**Exercise aim**:
Every entry should be repeated exactly. Omit the pictures.

**Provided data**:
--
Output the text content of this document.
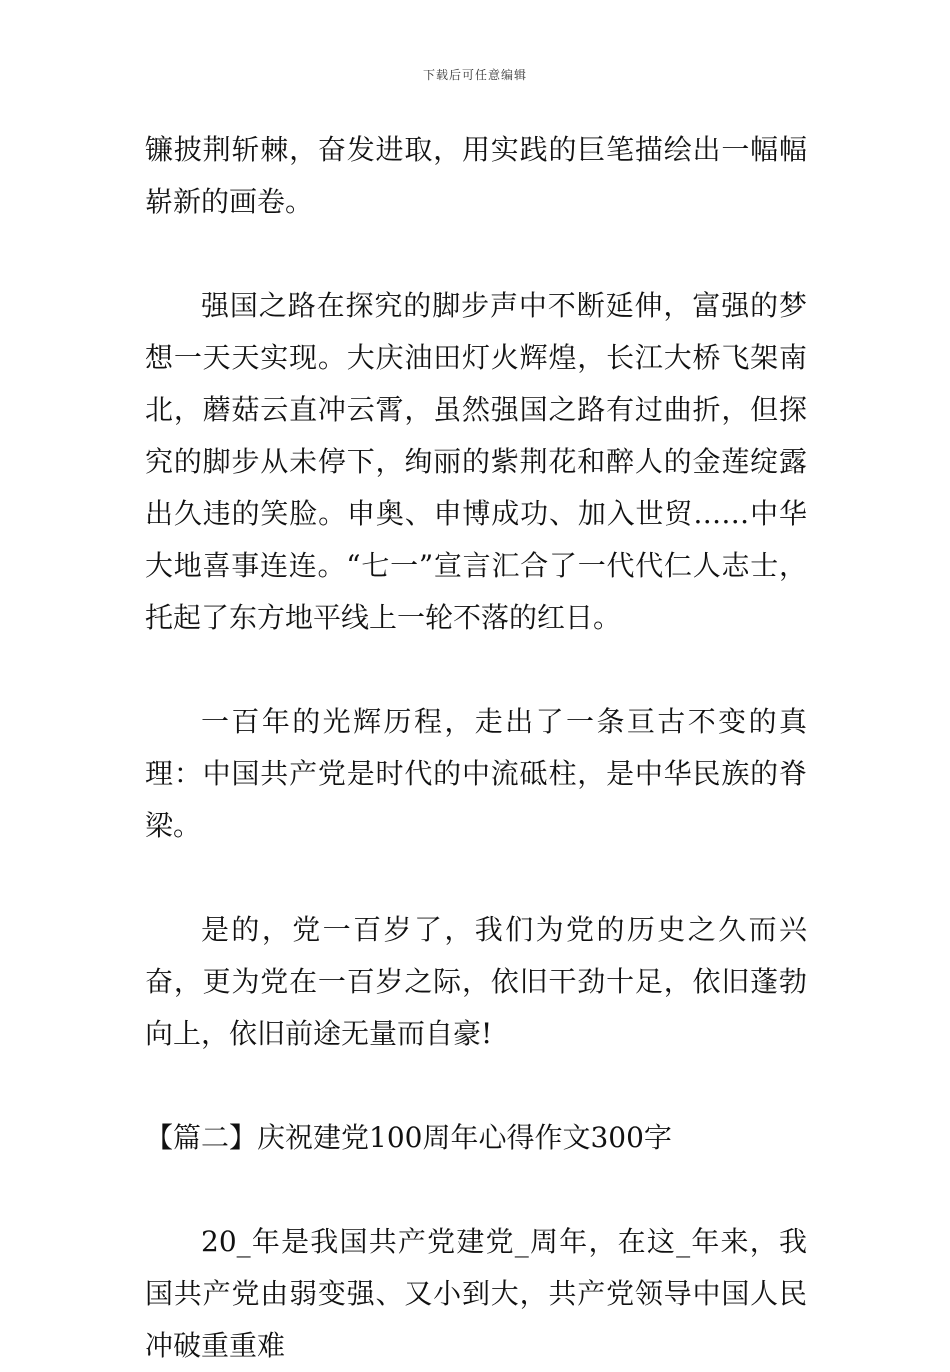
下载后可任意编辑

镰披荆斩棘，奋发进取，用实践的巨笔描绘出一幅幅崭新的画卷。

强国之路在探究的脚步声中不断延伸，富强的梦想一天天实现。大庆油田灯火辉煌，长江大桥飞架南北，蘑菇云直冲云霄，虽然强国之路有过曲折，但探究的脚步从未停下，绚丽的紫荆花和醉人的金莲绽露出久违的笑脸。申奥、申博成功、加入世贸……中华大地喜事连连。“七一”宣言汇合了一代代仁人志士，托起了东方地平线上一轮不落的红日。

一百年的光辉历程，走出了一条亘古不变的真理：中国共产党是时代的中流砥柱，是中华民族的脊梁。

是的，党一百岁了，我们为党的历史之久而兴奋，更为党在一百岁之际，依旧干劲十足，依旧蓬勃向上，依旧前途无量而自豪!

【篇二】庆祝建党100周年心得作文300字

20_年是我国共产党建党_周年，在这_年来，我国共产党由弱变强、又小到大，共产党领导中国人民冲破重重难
--
**Answer below**:
Output the text content of this document.
下载后可任意编辑

镰披荆斩棘，奋发进取，用实践的巨笔描绘出一幅幅崭新的画卷。

强国之路在探究的脚步声中不断延伸，富强的梦想一天天实现。大庆油田灯火辉煌，长江大桥飞架南北，蘑菇云直冲云霄，虽然强国之路有过曲折，但探究的脚步从未停下，绚丽的紫荆花和醉人的金莲绽露出久违的笑脸。申奥、申博成功、加入世贸……中华大地喜事连连。“七一”宣言汇合了一代代仁人志士，托起了东方地平线上一轮不落的红日。

一百年的光辉历程，走出了一条亘古不变的真理：中国共产党是时代的中流砥柱，是中华民族的脊梁。

是的，党一百岁了，我们为党的历史之久而兴奋，更为党在一百岁之际，依旧干劲十足，依旧蓬勃向上，依旧前途无量而自豪!

【篇二】庆祝建党100周年心得作文300字

20_年是我国共产党建党_周年，在这_年来，我国共产党由弱变强、又小到大，共产党领导中国人民冲破重重难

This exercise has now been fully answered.